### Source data
--
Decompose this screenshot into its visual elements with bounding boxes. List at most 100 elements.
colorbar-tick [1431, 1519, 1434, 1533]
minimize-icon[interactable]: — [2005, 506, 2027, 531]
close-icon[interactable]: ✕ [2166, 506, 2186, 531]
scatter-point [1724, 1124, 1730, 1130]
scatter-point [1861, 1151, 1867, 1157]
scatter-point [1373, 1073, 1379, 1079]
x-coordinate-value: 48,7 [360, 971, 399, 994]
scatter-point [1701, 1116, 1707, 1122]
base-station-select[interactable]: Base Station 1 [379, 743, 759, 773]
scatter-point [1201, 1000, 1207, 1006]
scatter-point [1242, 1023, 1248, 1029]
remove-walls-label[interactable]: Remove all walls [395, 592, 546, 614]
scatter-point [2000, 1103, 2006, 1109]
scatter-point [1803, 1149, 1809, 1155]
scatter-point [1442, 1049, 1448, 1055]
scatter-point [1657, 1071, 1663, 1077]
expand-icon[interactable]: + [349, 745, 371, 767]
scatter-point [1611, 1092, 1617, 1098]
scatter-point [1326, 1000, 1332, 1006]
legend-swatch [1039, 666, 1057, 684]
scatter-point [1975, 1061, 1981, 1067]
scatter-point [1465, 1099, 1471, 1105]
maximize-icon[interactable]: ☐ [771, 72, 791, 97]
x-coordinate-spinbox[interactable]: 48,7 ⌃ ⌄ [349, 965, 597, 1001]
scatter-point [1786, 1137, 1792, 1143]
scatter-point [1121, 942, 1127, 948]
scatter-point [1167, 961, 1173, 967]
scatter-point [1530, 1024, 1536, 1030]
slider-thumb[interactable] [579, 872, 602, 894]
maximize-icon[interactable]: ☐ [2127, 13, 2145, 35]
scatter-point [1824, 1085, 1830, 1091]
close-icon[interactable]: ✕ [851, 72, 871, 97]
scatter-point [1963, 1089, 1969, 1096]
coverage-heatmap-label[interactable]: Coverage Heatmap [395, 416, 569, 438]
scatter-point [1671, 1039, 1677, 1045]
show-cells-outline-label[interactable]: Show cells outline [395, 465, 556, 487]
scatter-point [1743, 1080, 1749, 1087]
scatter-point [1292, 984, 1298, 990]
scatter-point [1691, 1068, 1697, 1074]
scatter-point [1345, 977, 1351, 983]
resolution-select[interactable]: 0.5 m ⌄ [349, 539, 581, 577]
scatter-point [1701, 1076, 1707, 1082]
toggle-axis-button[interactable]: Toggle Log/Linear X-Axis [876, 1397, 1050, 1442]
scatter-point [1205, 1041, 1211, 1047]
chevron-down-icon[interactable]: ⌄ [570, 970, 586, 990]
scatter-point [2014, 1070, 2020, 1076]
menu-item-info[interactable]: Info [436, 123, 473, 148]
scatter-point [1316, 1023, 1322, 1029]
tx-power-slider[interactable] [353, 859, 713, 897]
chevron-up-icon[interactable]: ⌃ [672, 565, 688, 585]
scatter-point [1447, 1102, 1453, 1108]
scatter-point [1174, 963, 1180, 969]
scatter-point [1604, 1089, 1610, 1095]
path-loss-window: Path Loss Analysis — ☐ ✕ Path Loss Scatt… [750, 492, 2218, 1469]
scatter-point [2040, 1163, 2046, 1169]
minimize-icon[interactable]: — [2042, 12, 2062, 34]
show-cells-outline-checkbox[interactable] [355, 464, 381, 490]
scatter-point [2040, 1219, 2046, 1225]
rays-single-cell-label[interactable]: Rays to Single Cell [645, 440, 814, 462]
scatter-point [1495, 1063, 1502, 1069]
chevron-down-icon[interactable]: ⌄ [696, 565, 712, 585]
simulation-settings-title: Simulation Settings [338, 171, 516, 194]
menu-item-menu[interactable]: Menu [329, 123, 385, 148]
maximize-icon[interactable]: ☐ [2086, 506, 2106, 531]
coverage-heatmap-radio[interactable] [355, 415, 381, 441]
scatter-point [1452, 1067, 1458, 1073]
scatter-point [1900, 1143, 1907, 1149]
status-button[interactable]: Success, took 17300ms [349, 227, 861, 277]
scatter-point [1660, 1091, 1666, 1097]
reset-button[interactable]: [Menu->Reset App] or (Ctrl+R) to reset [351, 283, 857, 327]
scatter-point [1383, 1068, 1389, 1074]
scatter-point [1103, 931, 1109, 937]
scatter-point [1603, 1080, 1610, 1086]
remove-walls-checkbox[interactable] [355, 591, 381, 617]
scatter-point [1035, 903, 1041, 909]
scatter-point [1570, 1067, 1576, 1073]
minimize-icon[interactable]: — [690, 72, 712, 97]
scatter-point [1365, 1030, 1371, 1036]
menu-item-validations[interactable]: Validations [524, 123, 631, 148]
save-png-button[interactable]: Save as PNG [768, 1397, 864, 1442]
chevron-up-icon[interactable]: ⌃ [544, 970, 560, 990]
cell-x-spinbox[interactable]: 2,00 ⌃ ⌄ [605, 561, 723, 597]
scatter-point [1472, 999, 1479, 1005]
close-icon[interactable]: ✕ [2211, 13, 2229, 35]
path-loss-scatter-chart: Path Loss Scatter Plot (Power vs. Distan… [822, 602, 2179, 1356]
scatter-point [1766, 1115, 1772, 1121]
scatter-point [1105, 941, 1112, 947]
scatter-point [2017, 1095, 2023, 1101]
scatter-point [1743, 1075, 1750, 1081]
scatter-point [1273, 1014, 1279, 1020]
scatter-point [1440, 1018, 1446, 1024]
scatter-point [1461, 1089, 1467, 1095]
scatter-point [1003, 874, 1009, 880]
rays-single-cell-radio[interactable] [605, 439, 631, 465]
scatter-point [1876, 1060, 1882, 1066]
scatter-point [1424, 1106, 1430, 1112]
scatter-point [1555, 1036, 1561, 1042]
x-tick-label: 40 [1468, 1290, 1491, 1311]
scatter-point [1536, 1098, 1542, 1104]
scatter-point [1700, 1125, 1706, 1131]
--
Reply with the number of lines in the entries that hold the word "Path", and add no other words.

### EXERCISE ANSWER
2